• **Directions**: Select each line in the listing below that contains the string "ratio", and copy those lines out.

• **Stored entries**:
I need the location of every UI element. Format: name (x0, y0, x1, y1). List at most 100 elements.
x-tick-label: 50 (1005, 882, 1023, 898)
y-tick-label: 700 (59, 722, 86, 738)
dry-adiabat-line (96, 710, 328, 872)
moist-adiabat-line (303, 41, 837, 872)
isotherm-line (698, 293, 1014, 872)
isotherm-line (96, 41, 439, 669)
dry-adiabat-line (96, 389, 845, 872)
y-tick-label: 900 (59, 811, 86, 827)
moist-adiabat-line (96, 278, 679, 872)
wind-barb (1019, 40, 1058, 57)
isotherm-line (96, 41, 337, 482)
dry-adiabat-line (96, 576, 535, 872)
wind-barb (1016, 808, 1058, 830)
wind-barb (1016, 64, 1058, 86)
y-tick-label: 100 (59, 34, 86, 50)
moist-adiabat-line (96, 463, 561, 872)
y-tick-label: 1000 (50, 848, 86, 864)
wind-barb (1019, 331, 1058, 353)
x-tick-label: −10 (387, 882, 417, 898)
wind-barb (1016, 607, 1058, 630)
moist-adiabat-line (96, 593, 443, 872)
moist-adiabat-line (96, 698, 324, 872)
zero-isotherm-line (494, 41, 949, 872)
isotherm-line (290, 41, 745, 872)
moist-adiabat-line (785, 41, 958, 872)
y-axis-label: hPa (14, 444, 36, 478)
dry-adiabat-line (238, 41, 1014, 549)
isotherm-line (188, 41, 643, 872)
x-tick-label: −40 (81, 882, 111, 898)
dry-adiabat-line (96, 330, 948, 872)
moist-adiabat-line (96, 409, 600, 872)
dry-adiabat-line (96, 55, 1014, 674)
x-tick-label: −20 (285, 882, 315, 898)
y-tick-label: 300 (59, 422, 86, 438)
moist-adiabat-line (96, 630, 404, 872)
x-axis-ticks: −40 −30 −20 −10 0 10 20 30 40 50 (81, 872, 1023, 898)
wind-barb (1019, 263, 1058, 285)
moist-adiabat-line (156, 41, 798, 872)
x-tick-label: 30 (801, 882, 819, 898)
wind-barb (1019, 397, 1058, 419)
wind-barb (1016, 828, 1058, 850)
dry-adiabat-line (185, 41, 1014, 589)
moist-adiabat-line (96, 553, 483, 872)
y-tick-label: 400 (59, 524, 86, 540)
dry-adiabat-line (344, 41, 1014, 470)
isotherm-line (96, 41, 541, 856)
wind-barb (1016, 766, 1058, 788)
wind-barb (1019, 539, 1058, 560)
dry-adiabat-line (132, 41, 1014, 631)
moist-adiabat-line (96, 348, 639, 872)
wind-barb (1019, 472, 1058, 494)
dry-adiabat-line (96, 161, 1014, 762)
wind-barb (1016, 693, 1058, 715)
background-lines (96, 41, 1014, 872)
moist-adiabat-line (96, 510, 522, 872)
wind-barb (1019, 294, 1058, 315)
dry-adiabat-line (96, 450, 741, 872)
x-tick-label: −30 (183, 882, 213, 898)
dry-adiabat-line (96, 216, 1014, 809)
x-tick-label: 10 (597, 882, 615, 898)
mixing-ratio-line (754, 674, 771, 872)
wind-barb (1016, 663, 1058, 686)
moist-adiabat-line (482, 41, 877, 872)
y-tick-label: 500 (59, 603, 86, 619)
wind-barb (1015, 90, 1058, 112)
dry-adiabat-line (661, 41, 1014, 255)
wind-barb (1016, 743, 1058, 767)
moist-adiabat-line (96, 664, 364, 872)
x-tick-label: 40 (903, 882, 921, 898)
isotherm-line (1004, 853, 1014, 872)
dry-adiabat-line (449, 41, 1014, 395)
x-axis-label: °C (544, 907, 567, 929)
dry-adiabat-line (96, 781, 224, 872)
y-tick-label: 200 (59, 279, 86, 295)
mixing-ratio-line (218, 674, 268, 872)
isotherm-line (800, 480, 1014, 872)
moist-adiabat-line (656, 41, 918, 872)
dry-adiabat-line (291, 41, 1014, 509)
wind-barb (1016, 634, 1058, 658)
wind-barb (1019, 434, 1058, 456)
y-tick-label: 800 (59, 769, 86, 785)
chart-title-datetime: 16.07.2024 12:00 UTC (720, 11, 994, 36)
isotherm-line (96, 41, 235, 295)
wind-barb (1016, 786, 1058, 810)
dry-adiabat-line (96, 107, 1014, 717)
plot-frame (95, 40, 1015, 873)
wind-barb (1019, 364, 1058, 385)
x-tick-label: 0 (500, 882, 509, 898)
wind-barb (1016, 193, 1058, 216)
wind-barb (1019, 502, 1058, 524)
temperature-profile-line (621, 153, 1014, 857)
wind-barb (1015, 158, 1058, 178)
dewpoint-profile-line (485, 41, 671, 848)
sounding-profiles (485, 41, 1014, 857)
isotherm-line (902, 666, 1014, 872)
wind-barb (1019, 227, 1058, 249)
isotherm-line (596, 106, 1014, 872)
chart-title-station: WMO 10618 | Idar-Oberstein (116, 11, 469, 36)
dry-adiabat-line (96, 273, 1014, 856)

• **Response to this task**:
mixing-ratio-line (754, 674, 771, 872)
mixing-ratio-line (218, 674, 268, 872)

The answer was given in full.